YOUR OBJECTIVE => Among the entries below, find how many lines carry the word "Parse" and state only that figure.

-- start RECORDS TO PROCESS --

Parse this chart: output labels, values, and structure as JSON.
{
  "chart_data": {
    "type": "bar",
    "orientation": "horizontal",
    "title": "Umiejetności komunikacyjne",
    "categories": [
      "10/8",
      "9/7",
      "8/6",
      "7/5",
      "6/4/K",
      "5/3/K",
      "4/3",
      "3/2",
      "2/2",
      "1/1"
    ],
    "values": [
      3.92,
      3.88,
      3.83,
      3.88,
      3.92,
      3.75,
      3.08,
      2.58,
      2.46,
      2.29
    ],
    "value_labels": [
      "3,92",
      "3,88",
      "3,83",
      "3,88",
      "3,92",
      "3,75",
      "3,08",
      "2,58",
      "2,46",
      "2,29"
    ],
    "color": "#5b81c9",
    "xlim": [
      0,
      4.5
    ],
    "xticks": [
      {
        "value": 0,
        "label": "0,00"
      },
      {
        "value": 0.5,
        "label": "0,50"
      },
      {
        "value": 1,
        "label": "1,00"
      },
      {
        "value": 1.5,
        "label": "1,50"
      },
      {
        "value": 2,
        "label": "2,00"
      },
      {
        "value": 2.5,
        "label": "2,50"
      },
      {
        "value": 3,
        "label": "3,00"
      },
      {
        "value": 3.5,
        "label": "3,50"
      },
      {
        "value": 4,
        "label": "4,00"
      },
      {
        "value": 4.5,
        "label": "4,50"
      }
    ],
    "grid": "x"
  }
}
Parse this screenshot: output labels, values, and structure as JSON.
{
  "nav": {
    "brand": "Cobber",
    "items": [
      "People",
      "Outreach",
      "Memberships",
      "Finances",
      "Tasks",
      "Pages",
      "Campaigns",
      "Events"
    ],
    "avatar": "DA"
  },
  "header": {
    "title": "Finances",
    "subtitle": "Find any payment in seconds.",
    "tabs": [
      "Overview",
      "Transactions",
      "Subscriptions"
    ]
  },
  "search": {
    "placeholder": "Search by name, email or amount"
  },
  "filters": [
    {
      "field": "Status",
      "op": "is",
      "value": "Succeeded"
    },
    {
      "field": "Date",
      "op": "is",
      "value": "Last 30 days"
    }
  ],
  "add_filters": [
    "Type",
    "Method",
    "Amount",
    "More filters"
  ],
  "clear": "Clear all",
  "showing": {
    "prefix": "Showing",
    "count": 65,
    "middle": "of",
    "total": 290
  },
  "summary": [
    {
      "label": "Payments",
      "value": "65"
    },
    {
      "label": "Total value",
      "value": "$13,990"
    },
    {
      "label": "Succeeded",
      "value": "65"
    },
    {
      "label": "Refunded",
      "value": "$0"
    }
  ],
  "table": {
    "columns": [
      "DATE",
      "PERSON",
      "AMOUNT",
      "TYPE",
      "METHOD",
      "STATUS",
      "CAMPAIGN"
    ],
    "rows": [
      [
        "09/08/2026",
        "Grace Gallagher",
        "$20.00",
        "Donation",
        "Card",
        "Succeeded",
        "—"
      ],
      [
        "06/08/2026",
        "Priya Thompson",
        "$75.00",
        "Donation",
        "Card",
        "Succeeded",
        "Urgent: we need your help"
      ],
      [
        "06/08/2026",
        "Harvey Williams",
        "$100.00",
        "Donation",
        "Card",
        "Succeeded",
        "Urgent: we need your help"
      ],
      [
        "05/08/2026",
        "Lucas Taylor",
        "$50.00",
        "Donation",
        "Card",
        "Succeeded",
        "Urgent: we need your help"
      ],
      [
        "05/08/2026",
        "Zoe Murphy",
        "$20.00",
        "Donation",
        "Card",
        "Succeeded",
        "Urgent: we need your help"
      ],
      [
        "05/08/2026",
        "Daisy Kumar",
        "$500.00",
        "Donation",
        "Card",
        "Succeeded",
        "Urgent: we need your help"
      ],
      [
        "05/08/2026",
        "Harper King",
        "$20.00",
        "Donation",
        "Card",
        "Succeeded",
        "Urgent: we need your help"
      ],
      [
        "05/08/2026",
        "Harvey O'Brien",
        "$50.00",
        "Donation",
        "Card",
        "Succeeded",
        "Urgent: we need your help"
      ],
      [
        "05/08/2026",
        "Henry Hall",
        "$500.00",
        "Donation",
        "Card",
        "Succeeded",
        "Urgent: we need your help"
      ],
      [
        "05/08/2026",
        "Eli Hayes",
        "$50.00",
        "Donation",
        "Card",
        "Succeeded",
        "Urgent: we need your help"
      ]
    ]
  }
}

-- end RECORDS TO PROCESS --

CORRECT ANSWER => 2